GOAL: Identify all lines below that hold "area" and collect them.

MATERIAL SUPPLIED:
+ + +

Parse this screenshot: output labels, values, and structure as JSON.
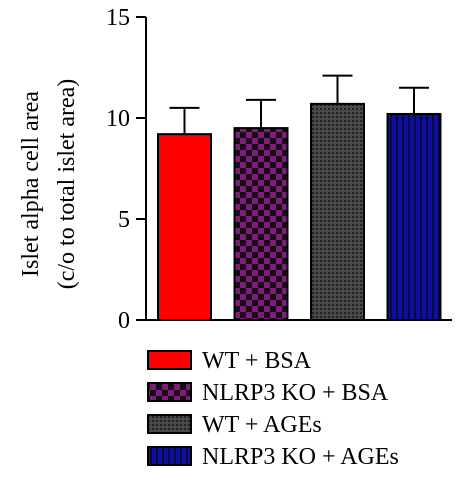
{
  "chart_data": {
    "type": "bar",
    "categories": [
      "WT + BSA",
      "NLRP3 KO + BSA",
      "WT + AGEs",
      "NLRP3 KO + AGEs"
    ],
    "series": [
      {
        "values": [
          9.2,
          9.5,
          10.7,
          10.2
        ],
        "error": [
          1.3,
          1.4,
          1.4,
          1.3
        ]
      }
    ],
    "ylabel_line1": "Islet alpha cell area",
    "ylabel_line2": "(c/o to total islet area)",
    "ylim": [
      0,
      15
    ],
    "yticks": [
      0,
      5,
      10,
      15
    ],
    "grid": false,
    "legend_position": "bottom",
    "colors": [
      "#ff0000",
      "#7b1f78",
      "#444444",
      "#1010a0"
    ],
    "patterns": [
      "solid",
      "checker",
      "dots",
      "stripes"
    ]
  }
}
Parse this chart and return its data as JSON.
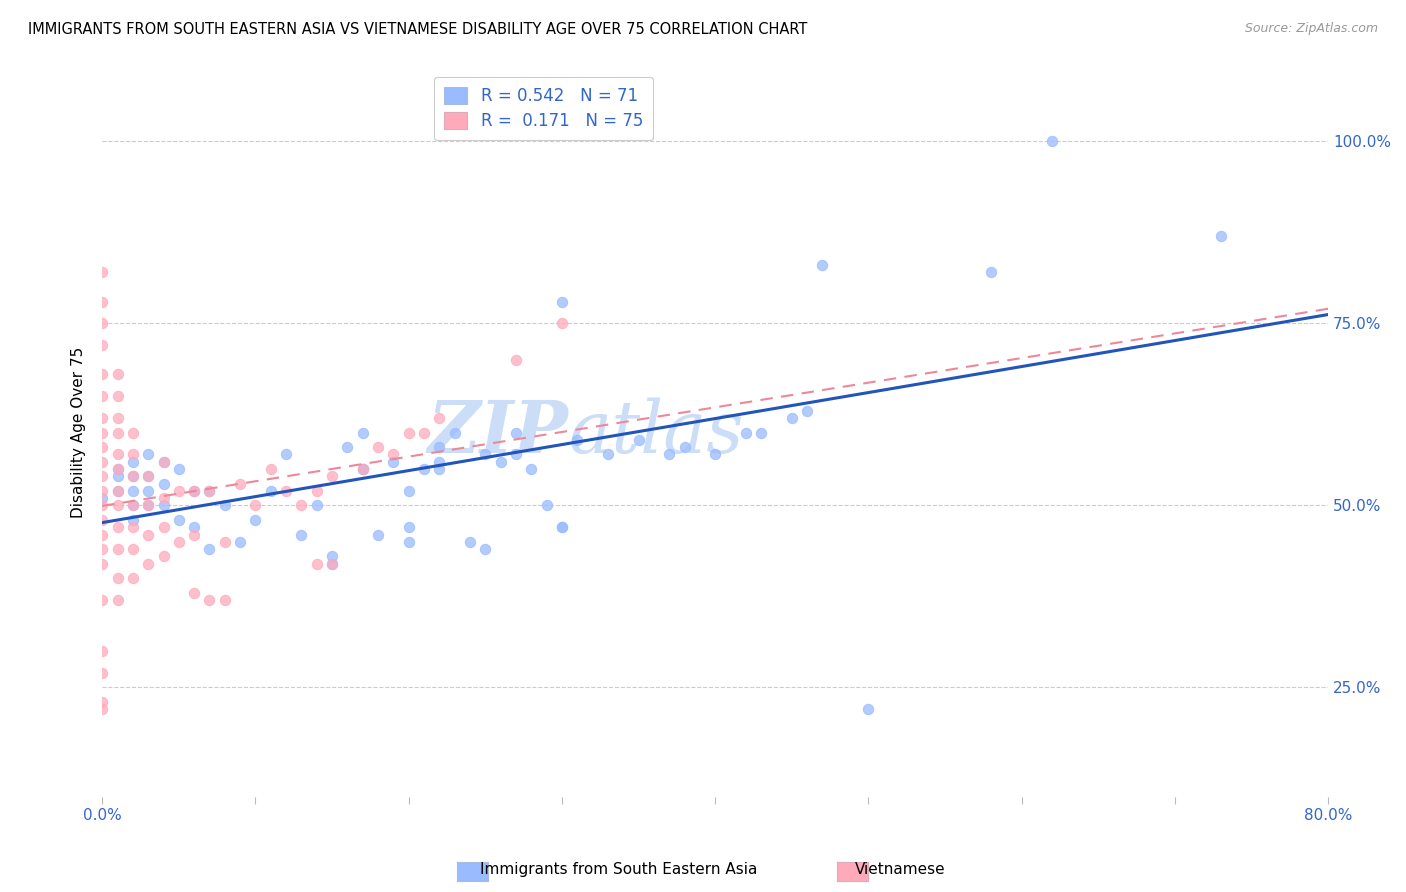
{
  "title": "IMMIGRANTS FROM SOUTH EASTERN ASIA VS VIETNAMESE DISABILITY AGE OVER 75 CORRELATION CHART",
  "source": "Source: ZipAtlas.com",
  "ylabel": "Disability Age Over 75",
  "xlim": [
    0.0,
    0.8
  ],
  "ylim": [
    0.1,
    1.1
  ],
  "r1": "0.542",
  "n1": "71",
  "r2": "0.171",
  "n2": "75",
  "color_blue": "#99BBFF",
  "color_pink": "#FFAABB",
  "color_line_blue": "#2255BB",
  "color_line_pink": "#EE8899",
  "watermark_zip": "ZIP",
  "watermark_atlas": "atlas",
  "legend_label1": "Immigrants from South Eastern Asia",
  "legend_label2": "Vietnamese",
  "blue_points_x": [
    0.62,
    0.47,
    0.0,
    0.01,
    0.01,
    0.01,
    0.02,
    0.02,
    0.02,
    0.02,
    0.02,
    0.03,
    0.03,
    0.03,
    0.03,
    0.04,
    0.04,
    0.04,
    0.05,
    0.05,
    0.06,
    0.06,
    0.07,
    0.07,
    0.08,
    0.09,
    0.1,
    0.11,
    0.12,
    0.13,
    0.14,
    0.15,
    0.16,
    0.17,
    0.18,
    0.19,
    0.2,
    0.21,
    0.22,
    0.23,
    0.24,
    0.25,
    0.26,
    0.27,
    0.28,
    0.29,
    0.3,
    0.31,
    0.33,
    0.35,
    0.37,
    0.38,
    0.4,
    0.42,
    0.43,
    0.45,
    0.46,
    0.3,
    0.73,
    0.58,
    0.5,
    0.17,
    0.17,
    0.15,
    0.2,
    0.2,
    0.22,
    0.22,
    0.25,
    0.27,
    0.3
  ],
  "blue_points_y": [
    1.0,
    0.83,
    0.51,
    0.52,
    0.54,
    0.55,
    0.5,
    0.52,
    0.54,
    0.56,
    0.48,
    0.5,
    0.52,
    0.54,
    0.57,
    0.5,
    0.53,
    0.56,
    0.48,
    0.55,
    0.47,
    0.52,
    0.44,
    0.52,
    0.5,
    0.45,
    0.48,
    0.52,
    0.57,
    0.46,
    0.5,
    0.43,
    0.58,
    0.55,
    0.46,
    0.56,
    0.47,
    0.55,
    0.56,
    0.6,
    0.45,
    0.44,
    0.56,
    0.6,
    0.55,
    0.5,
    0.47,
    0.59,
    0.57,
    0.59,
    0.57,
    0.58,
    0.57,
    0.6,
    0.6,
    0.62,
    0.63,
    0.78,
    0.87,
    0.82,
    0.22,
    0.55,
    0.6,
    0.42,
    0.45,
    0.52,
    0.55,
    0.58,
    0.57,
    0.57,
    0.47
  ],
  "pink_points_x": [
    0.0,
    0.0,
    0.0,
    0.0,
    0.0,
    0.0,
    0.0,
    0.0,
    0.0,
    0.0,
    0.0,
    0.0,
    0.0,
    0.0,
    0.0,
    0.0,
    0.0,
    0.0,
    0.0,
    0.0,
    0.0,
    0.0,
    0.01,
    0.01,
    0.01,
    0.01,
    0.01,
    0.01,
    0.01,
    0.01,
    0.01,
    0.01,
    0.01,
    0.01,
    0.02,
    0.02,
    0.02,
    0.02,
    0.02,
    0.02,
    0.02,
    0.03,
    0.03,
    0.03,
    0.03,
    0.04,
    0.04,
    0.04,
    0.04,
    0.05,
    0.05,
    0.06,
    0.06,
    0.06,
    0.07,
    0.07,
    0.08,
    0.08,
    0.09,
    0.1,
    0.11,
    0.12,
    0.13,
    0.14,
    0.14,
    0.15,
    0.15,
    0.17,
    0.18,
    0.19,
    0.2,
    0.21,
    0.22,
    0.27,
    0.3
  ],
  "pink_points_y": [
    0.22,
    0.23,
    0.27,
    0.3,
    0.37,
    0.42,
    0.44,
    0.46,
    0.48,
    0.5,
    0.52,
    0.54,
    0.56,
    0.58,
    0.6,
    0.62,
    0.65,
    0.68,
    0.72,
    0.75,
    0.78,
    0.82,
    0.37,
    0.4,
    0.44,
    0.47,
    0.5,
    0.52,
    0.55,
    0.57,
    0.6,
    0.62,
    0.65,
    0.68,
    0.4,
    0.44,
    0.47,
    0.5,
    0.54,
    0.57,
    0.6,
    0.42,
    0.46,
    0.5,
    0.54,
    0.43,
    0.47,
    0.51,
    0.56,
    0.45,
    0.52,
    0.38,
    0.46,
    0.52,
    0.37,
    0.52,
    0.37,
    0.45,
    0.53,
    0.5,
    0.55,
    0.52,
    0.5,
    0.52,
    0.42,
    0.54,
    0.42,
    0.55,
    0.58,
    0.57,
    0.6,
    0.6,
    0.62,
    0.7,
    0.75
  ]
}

+ + +

CORRECT ANSWER:
    "ylabel_line1": "Islet alpha cell area",
    "ylabel_line2": "(c/o to total islet area)",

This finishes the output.